[DATA EXTRACT]
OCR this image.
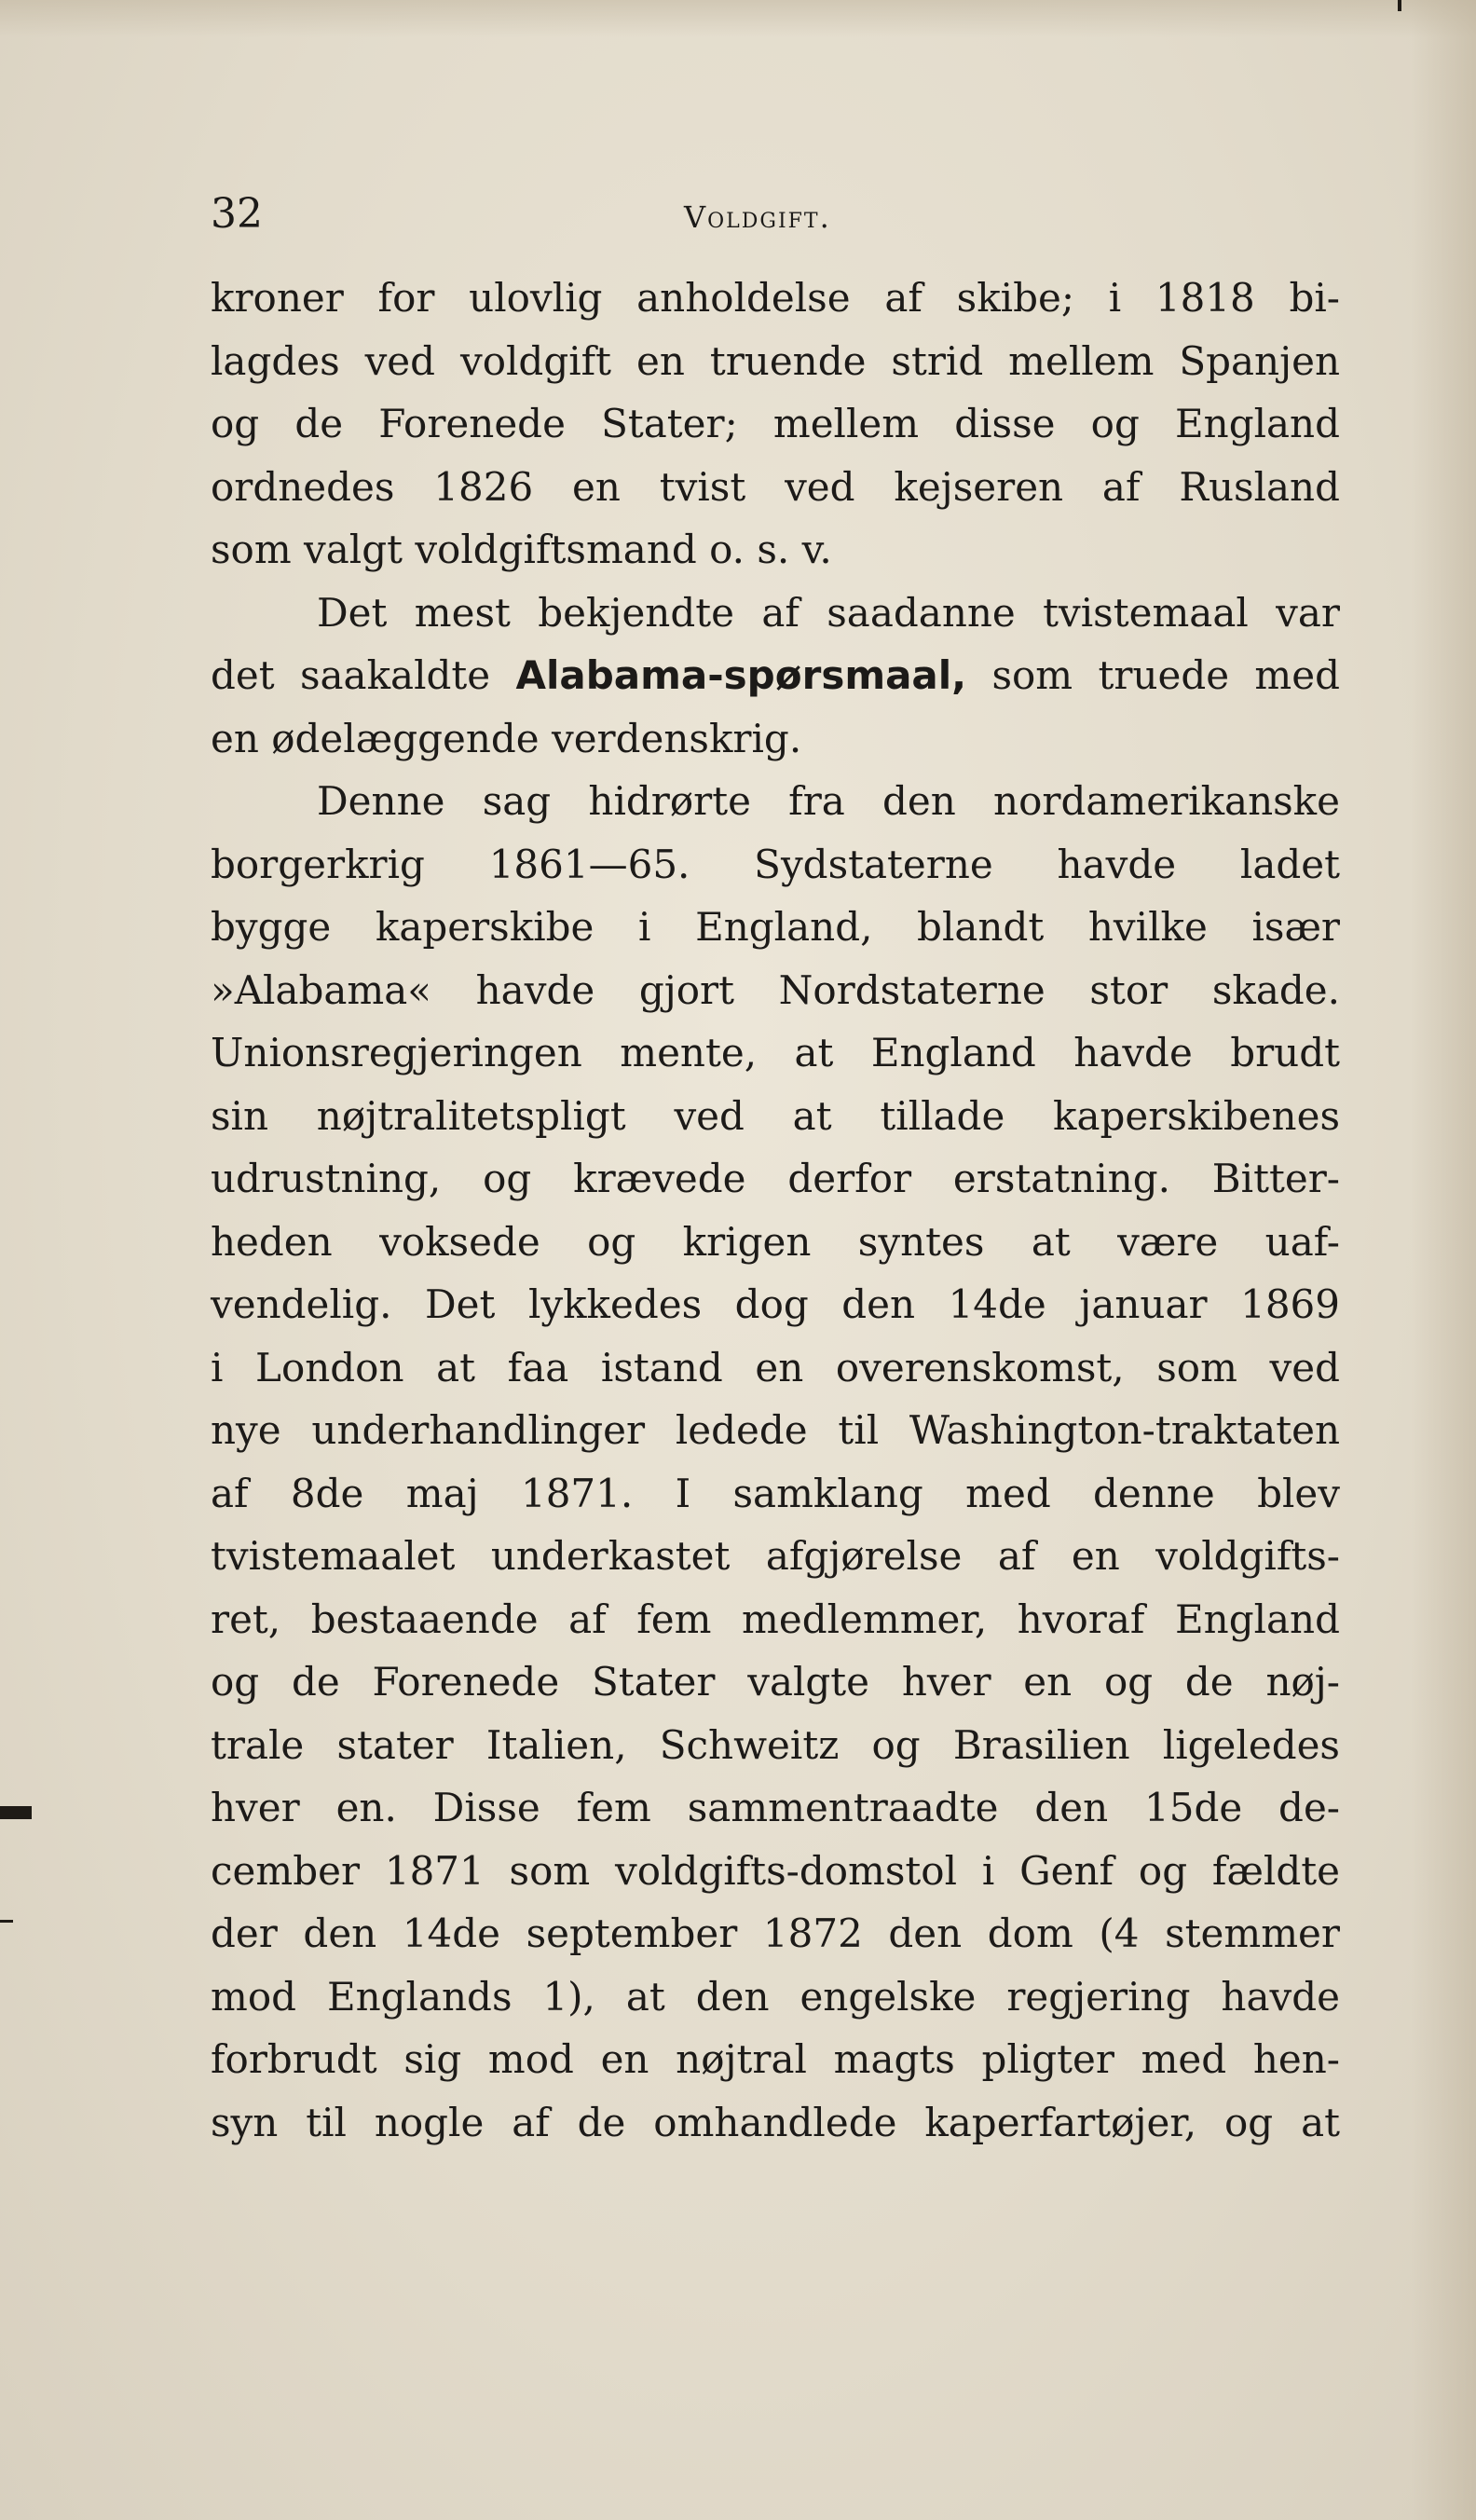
32	Voldgift.
kroner for ulovlig anholdelse af skibe; i 1818 bi-
lagdes ved voldgift en truende strid mellem Spanjen
og de Forenede Stater; mellem disse og England
ordnedes 1826 en tvist ved kejseren af Rusland
som valgt voldgiftsmand o. s. v.
Det mest bekjendte af saadanne tvistemaal var
det saakaldte Alabama-spørsmaal, som truede med
en ødelæggende verdenskrig.
Denne sag hidrørte fra den nordamerikanske
borgerkrig 1861—65. Sydstaterne havde ladet
bygge kaperskibe i England, blandt hvilke især
»Alabama« havde gjort Nordstaterne stor skade.
Unionsregjeringen mente, at England havde brudt
sin nøjtralitetspligt ved at tillade kaperskibenes
udrustning, og krævede derfor erstatning. Bitter-
heden voksede og krigen syntes at være uaf-
vendelig. Det lykkedes dog den 14de januar 1869
i London at faa istand en overenskomst, som ved
nye underhandlinger ledede til Washington-traktaten
af 8de maj 1871. I samklang med denne blev
tvistemaalet underkastet afgjørelse af en voldgifts-
ret, bestaaende af fem medlemmer, hvoraf England
og de Forenede Stater valgte hver en og de nøj-
trale stater Italien, Schweitz og Brasilien ligeledes
hver en. Disse fem sammentraadte den 15de de-
cember 1871 som voldgifts-domstol i Genf og fældte
der den 14de september 1872 den dom (4 stemmer
mod Englands 1), at den engelske regjering havde
forbrudt sig mod en nøjtral magts pligter med hen-
syn til nogle af de omhandlede kaperfartøjer, og at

[SET EXERCISE] Each record should be quoted exactly, with the images omitted.

[ANSWER TO THIS TASK]
OCR this image.
32	Voldgift.
kroner for ulovlig anholdelse af skibe; i 1818 bi-
lagdes ved voldgift en truende strid mellem Spanjen
og de Forenede Stater; mellem disse og England
ordnedes 1826 en tvist ved kejseren af Rusland
som valgt voldgiftsmand o. s. v.
Det mest bekjendte af saadanne tvistemaal var
det saakaldte Alabama-spørsmaal, som truede med
en ødelæggende verdenskrig.
Denne sag hidrørte fra den nordamerikanske
borgerkrig 1861—65. Sydstaterne havde ladet
bygge kaperskibe i England, blandt hvilke især
»Alabama« havde gjort Nordstaterne stor skade.
Unionsregjeringen mente, at England havde brudt
sin nøjtralitetspligt ved at tillade kaperskibenes
udrustning, og krævede derfor erstatning. Bitter-
heden voksede og krigen syntes at være uaf-
vendelig. Det lykkedes dog den 14de januar 1869
i London at faa istand en overenskomst, som ved
nye underhandlinger ledede til Washington-traktaten
af 8de maj 1871. I samklang med denne blev
tvistemaalet underkastet afgjørelse af en voldgifts-
ret, bestaaende af fem medlemmer, hvoraf England
og de Forenede Stater valgte hver en og de nøj-
trale stater Italien, Schweitz og Brasilien ligeledes
hver en. Disse fem sammentraadte den 15de de-
cember 1871 som voldgifts-domstol i Genf og fældte
der den 14de september 1872 den dom (4 stemmer
mod Englands 1), at den engelske regjering havde
forbrudt sig mod en nøjtral magts pligter med hen-
syn til nogle af de omhandlede kaperfartøjer, og at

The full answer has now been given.